• REQUIREMENT: Restate the full set of records exactly, word for word.
* * * * *
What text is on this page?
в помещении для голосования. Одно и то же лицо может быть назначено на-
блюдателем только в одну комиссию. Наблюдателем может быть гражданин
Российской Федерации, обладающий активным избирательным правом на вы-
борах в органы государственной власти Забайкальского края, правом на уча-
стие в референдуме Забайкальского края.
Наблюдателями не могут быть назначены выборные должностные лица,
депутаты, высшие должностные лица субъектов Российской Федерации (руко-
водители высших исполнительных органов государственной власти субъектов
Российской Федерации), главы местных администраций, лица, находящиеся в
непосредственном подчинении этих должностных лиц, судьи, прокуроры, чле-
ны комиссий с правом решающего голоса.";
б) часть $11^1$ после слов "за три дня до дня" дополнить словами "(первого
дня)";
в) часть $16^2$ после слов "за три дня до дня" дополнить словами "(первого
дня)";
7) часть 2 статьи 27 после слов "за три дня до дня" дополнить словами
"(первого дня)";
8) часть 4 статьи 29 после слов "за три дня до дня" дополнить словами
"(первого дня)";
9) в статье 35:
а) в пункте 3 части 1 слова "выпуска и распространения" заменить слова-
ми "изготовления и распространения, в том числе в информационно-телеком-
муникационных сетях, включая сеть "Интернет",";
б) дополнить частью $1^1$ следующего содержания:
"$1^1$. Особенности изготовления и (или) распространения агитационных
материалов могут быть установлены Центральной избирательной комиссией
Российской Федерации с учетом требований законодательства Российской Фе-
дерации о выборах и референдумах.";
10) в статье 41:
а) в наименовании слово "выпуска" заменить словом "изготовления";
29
* * * * *
• TASK OUTPUT:
What text is on this page?
в помещении для голосования. Одно и то же лицо может быть назначено на-
блюдателем только в одну комиссию. Наблюдателем может быть гражданин
Российской Федерации, обладающий активным избирательным правом на вы-
борах в органы государственной власти Забайкальского края, правом на уча-
стие в референдуме Забайкальского края.
Наблюдателями не могут быть назначены выборные должностные лица,
депутаты, высшие должностные лица субъектов Российской Федерации (руко-
водители высших исполнительных органов государственной власти субъектов
Российской Федерации), главы местных администраций, лица, находящиеся в
непосредственном подчинении этих должностных лиц, судьи, прокуроры, чле-
ны комиссий с правом решающего голоса.";
б) часть $11^1$ после слов "за три дня до дня" дополнить словами "(первого
дня)";
в) часть $16^2$ после слов "за три дня до дня" дополнить словами "(первого
дня)";
7) часть 2 статьи 27 после слов "за три дня до дня" дополнить словами
"(первого дня)";
8) часть 4 статьи 29 после слов "за три дня до дня" дополнить словами
"(первого дня)";
9) в статье 35:
а) в пункте 3 части 1 слова "выпуска и распространения" заменить слова-
ми "изготовления и распространения, в том числе в информационно-телеком-
муникационных сетях, включая сеть "Интернет",";
б) дополнить частью $1^1$ следующего содержания:
"$1^1$. Особенности изготовления и (или) распространения агитационных
материалов могут быть установлены Центральной избирательной комиссией
Российской Федерации с учетом требований законодательства Российской Фе-
дерации о выборах и референдумах.";
10) в статье 41:
а) в наименовании слово "выпуска" заменить словом "изготовления";
29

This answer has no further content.